Lines containing the word "provvedimento" are the ones to copy from the records below.

--- BEGIN Data provided ---

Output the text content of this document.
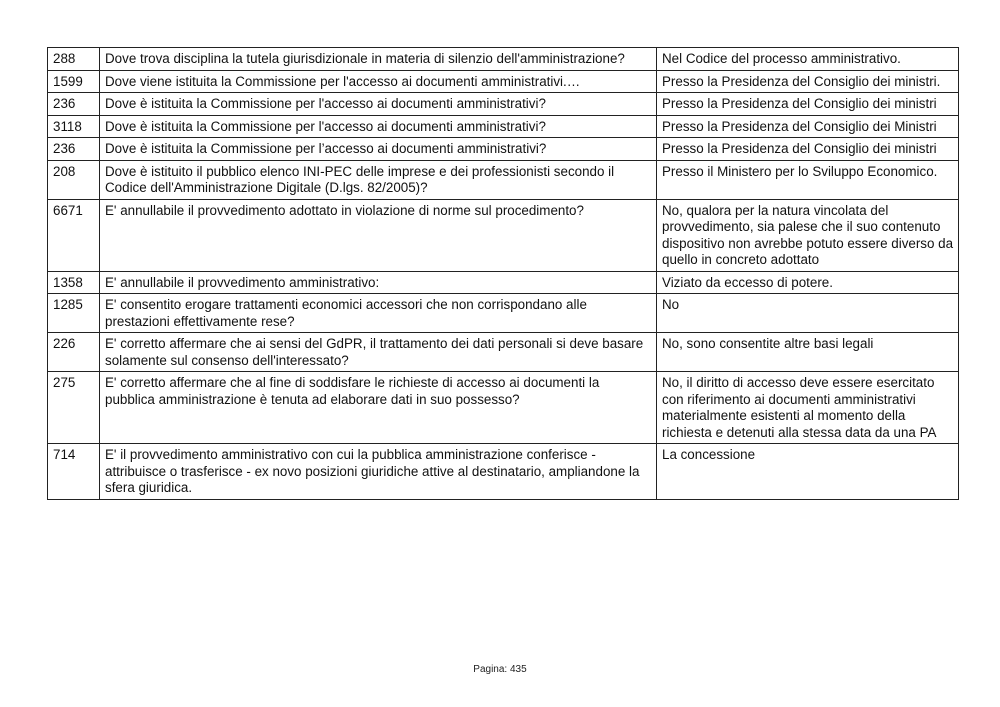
288	Dove trova disciplina la tutela giurisdizionale in materia di silenzio dell'amministrazione?	Nel Codice del processo amministrativo.
1599	Dove viene istituita la Commissione per l'accesso ai documenti amministrativi.…	Presso la Presidenza del Consiglio dei ministri.
236	Dove è istituita la Commissione per l'accesso ai documenti amministrativi?	Presso la Presidenza del Consiglio dei ministri
3118	Dove è istituita la Commissione per l'accesso ai documenti amministrativi?	Presso la Presidenza del Consiglio dei Ministri
236	Dove è istituita la Commissione per l’accesso ai documenti amministrativi?	Presso la Presidenza del Consiglio dei ministri
208	Dove è istituito il pubblico elenco INI-PEC delle imprese e dei professionisti secondo il Codice dell'Amministrazione Digitale (D.lgs. 82/2005)?	Presso il Ministero per lo Sviluppo Economico.
6671	E' annullabile il provvedimento adottato in violazione di norme sul procedimento?	No, qualora per la natura vincolata del provvedimento, sia palese che il suo contenuto dispositivo non avrebbe potuto essere diverso da quello in concreto adottato
1358	E' annullabile il provvedimento amministrativo:	Viziato da eccesso di potere.
1285	E' consentito erogare trattamenti economici accessori che non corrispondano alle prestazioni effettivamente rese?	No
226	E' corretto affermare che ai sensi del GdPR, il trattamento dei dati personali si deve basare solamente sul consenso dell'interessato?	No, sono consentite altre basi legali
275	E' corretto affermare che al fine di soddisfare le richieste di accesso ai documenti la pubblica amministrazione è tenuta ad elaborare dati in suo possesso?	No, il diritto di accesso deve essere esercitato con riferimento ai documenti amministrativi materialmente esistenti al momento della richiesta e detenuti alla stessa data da una PA
714	E' il provvedimento amministrativo con cui la pubblica amministrazione conferisce - attribuisce o trasferisce - ex novo posizioni giuridiche attive al destinatario, ampliandone la sfera giuridica.	La concessione
Pagina: 435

--- END Data provided ---

▶ _Written reply_:
6671	E' annullabile il provvedimento adottato in violazione di norme sul procedimento?	No, qualora per la natura vincolata del provvedimento, sia palese che il suo contenuto dispositivo non avrebbe potuto essere diverso da quello in concreto adottato
1358	E' annullabile il provvedimento amministrativo:	Viziato da eccesso di potere.
714	E' il provvedimento amministrativo con cui la pubblica amministrazione conferisce - attribuisce o trasferisce - ex novo posizioni giuridiche attive al destinatario, ampliandone la sfera giuridica.	La concessione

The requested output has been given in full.